「運がいい人」と「運が悪い人」の違いは、心にある――新渡戸稲造『人生雑感』に学ぶ“運を味方につける生き方”
「運」は出来事ではなく、“心の態度”である
新渡戸稲造は『人生雑感』の中で、こう述べています。
運とは外に表れた現象のことではなく、心の態度のことだ。
つまり、「運がいい」「運が悪い」というのは、
外側の出来事によって決まるものではなく、
それをどう受け止めるかという“心の反応”によって決まるということです。
人生で起こる出来事は、誰にでも良いことも悪いこともある。
しかし、その出来事を「チャンス」と見るか、「不運」と見るか――
それを決めているのは、自分の心なのです。
「何を不運といい、何を幸運というか」
新渡戸はさらに、こう問いかけます。
何を不運といい、何を幸運というか。石は災い、お金は幸いと決まったものではない。
この一文には、現代にも通じる深い洞察があります。
たとえば――
- 大金を得ても、心が貪欲に支配されれば不幸になる。
- 失敗しても、そこから学びを得られれば幸福になる。
つまり、「幸運」「不運」という言葉の本質は、外的な事実ではなく、内的な価値判断なのです。
石につまずいたことを「ついていない」と思う人もいれば、
「ここで転ばなかったおかげで事故を防げた」と思う人もいる。
同じ出来事でも、心の解釈ひとつで運命が変わる――
これこそが新渡戸稲造の「運の哲学」です。
「災いを幸いに変える」のは、心の力
新渡戸は最後にこう結びます。
何事につけても、災いを幸いに変えるのは、自分の心の態度によるのだ。
この言葉は、「運を待つな、つくれ」という強いメッセージでもあります。
災いを完全に避けることはできません。
しかし、それをどう受け取り、どう意味づけるかは自分次第。
- 不運を「人生の試練」と受け止める人は、前に進む力を得る。
- 不運を「自分のせい」と嘆く人は、心を閉ざしてしまう。
どんな出来事も、自分の解釈次第で「糧」にも「傷」にもなる。
この“変換力”こそが、人生における真の運なのです。
「運の良い人」が無意識にしている3つのこと
新渡戸の思想を現代的に応用すると、
“運の良い人”とは、実は次の3つの心の習慣を持つ人です。
① 起こったことを「意味ある出来事」として受け止める
偶然の出来事に「何かの学びがある」と考える人は、
常にポジティブな変化を見つけます。
② 他人や環境のせいにしない
不運を誰かのせいにせず、
「自分にできること」を考える人は、行動の自由を失いません。
③ 小さな喜びを見つける
「幸運」は劇的な出来事ではなく、
日常の中にある小さな“ありがたさ”の積み重ねです。
感謝の心が、人生の質を決めます。
「運」は“出来事の結果”ではなく“心の選択”
多くの人は「運が良ければ成功する」と考えがちです。

◇ ◇ ◇ ◇ ◇

*短い問題 a*: 本文では、大金を得ても不幸になることがあるとされている。その理由を、本文の記述に即して説明せよ。

*提供資料*:
◇ ◇ ◇ ◇ ◇

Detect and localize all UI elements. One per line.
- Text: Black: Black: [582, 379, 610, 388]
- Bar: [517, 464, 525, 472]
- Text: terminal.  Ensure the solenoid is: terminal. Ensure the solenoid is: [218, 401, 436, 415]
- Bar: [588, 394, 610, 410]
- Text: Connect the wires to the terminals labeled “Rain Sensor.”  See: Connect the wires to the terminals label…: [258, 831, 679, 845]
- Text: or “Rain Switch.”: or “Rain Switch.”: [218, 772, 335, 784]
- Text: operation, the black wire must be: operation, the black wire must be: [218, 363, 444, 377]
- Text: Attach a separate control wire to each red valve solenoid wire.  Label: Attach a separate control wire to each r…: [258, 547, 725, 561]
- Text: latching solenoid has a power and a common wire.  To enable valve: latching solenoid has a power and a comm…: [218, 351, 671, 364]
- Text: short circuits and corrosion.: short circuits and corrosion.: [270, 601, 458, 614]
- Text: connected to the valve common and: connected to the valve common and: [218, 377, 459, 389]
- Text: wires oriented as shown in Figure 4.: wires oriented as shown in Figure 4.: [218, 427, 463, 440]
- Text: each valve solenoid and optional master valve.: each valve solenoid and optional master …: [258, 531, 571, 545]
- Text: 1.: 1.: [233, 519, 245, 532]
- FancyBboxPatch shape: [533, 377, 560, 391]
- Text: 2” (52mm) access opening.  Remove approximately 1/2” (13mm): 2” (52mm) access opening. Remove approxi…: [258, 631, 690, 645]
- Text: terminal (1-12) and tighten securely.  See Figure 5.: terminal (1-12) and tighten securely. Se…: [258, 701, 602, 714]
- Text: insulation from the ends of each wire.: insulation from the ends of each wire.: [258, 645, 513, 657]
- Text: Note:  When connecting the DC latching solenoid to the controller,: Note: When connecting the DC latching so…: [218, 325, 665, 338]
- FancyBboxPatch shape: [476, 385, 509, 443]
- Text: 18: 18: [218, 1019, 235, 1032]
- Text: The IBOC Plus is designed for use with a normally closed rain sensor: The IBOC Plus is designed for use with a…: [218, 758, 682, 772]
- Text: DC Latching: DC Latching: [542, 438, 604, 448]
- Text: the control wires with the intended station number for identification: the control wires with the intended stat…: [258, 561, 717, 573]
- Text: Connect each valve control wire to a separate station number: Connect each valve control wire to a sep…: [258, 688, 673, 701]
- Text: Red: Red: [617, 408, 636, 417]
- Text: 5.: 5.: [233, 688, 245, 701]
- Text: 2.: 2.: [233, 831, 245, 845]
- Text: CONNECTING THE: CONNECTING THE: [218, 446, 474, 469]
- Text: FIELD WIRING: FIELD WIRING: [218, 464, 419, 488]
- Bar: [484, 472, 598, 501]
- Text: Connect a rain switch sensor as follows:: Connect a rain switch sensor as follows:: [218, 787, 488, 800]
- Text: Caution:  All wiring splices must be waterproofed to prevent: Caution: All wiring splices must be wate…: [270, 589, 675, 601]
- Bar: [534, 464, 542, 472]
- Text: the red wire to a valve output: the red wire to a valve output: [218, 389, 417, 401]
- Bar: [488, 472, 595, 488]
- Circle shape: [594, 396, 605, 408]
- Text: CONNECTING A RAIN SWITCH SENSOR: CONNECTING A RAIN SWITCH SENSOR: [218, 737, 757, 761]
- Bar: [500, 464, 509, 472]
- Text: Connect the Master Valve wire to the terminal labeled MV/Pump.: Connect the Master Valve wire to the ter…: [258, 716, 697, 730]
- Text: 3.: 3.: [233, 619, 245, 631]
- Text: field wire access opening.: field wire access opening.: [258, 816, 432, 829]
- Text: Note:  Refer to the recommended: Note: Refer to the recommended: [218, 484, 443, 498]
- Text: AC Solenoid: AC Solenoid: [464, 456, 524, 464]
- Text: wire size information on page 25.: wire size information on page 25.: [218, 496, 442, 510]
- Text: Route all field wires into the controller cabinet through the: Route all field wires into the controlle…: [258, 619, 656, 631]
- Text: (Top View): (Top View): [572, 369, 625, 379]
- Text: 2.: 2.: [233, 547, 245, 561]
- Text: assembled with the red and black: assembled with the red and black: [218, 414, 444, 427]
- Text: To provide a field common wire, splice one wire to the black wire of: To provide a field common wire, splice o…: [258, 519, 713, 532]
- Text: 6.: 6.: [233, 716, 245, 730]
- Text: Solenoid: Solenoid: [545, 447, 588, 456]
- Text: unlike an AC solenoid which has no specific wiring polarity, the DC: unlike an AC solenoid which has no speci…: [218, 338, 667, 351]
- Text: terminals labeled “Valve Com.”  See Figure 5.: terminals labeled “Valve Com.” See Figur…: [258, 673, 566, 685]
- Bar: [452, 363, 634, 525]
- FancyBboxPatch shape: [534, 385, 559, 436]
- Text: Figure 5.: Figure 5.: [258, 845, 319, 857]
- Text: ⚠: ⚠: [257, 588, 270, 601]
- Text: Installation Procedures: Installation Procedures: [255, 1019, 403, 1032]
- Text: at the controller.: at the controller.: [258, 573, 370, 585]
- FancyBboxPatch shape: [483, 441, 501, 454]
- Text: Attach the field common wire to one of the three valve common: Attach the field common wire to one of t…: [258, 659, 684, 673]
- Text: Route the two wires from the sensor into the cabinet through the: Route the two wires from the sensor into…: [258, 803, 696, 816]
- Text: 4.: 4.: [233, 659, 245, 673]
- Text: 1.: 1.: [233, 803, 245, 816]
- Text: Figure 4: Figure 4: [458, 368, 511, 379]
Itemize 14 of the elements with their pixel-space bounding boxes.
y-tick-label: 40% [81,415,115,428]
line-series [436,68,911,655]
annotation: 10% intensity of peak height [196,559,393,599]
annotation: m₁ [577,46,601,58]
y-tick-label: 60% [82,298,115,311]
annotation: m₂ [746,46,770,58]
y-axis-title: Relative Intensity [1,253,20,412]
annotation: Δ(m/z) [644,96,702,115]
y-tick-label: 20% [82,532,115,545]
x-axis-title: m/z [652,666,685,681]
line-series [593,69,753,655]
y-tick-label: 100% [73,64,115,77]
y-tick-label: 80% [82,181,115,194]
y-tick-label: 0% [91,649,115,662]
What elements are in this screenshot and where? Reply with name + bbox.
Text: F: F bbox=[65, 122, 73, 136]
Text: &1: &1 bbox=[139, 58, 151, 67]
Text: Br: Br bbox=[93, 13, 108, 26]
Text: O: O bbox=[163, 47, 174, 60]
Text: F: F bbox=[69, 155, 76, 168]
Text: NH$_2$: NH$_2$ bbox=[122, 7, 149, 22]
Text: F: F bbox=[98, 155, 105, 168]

◇ ◇ ◇ ◇ ◇

*短い問題 b*: 提供資料の冒頭の行から「- Text: wires」を含む行までの行を、「solenoid」を「coil」に変えて示せ。それ以外は元のまま残すこと。

*解答例 a*: 大金を得ても、心が貪欲に支配されれば不幸になるからだ。本文は、「幸運」「不運」という言葉の本質は外的な事実ではなく、内的な価値判断だとしている。

*解答例 b*:
Detect and localize all UI elements. One per line.
- Text: Black: Black: [582, 379, 610, 388]
- Bar: [517, 464, 525, 472]
- Text: terminal.  Ensure the coil is: terminal. Ensure the coil is: [218, 401, 436, 415]
- Bar: [588, 394, 610, 410]
- Text: Connect the wires to the terminals labeled “Rain Sensor.”  See: Connect the wires to the terminals label…: [258, 831, 679, 845]
- Text: or “Rain Switch.”: or “Rain Switch.”: [218, 772, 335, 784]
- Text: operation, the black wire must be: operation, the black wire must be: [218, 363, 444, 377]
- Text: Attach a separate control wire to each red valve coil wire.  Label: Attach a separate control wire to each r…: [258, 547, 725, 561]
- Text: latching coil has a power and a common wire.  To enable valve: latching coil has a power and a comm…: [218, 351, 671, 364]
- Text: short circuits and corrosion.: short circuits and corrosion.: [270, 601, 458, 614]
- Text: connected to the valve common and: connected to the valve common and: [218, 377, 459, 389]
- Text: wires oriented as shown in Figure 4.: wires oriented as shown in Figure 4.: [218, 427, 463, 440]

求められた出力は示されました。